INFORMATION SHOWN:
* start *

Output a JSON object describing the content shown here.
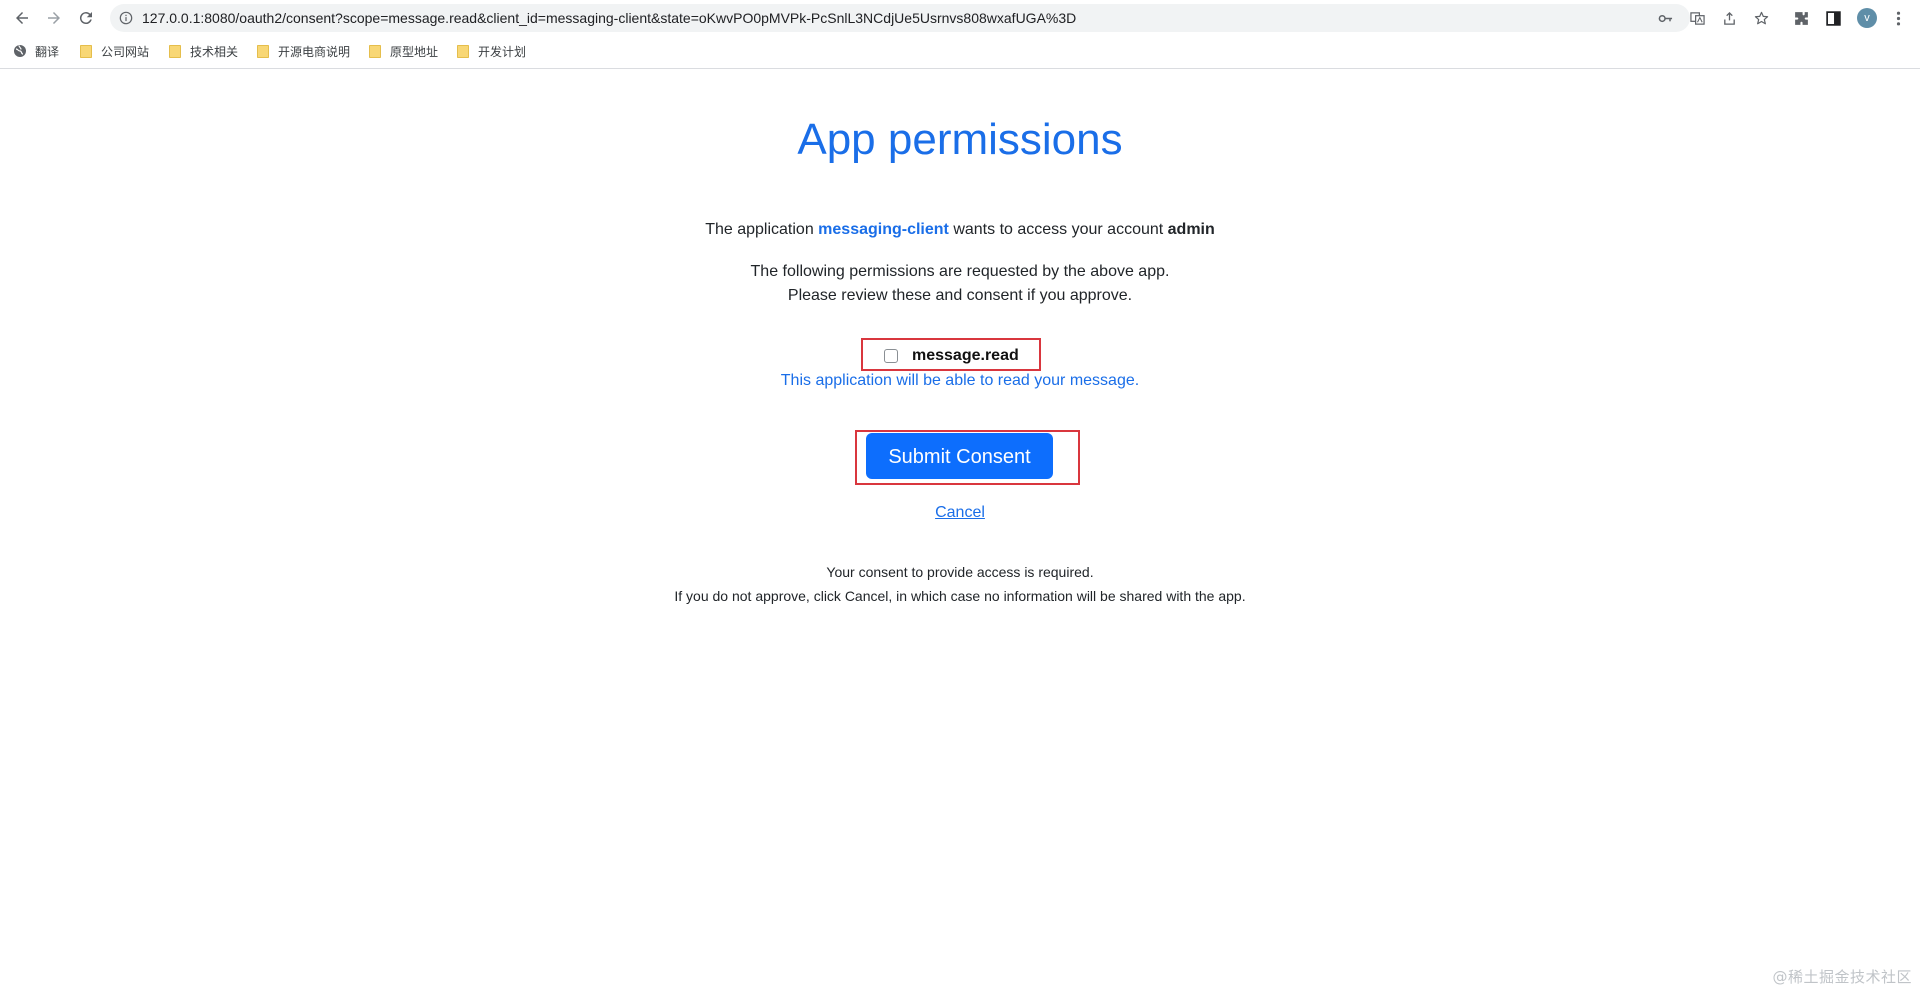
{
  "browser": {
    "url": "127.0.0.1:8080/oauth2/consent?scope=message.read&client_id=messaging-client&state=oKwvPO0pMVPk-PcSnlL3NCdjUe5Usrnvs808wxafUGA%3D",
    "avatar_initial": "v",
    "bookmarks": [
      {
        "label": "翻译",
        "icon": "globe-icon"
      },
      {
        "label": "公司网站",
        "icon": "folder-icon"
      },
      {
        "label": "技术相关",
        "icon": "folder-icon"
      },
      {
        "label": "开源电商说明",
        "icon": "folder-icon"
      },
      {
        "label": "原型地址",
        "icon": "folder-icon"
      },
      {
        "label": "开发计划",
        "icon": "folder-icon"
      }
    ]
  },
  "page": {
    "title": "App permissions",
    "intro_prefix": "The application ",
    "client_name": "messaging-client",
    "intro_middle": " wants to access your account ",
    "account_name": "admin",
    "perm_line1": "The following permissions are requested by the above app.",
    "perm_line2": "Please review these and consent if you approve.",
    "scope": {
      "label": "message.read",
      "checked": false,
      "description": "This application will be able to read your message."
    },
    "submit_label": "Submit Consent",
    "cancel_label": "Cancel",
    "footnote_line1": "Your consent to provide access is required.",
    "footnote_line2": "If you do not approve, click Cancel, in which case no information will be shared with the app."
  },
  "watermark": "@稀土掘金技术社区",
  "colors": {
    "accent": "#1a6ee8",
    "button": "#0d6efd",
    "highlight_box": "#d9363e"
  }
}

* end *
* start *

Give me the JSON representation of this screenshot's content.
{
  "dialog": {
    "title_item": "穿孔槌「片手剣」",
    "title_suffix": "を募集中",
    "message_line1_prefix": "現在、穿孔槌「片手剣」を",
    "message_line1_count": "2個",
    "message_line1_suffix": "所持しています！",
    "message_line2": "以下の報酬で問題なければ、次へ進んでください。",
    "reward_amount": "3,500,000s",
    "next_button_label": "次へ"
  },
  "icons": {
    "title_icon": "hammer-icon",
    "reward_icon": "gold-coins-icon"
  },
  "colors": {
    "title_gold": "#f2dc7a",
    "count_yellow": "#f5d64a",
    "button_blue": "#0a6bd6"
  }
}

* end *
* start *

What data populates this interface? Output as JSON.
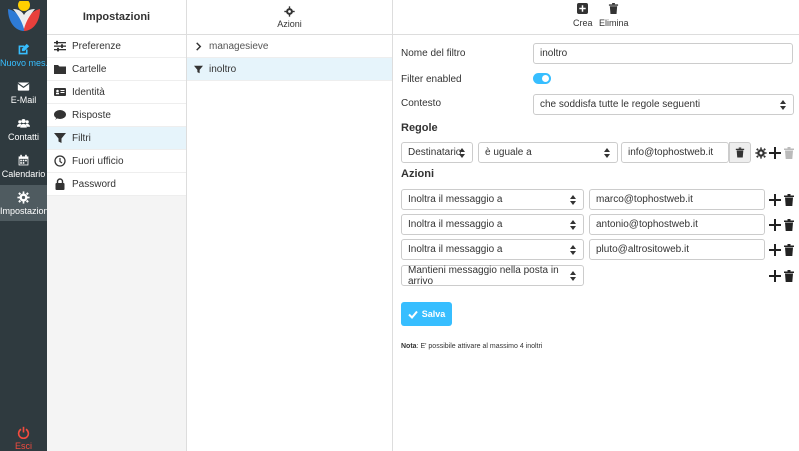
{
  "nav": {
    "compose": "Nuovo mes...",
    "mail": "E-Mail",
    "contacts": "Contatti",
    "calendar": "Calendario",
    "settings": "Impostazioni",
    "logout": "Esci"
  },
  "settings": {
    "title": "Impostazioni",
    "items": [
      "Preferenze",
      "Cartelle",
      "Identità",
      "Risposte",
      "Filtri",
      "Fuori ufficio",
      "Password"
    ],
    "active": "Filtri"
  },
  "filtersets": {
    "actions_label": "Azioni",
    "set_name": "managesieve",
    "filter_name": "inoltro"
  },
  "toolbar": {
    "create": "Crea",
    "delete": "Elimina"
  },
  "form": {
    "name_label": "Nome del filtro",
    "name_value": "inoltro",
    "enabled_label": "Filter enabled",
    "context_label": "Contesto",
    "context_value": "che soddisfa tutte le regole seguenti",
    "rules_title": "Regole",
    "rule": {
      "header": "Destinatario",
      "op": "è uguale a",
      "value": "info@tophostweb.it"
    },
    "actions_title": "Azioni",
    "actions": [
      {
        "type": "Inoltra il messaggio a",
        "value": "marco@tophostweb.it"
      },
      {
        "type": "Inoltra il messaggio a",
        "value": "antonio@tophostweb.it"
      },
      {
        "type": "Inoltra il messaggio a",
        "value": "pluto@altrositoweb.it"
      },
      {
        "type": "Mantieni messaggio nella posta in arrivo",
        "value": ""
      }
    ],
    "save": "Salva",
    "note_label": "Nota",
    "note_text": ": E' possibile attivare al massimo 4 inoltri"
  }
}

* end *

EXERCISE DIRECTIONS: Which lines contain "scope"? Show each of them.

EXPECTED OUTPUT:
    "url": "127.0.0.1:8080/oauth2/consent?scope=message.read&client_id=messaging-client&state=oKwvPO0pMVPk-PcSnlL3NCdjUe5Usrnvs808wxafUGA%3D",
    "scope": {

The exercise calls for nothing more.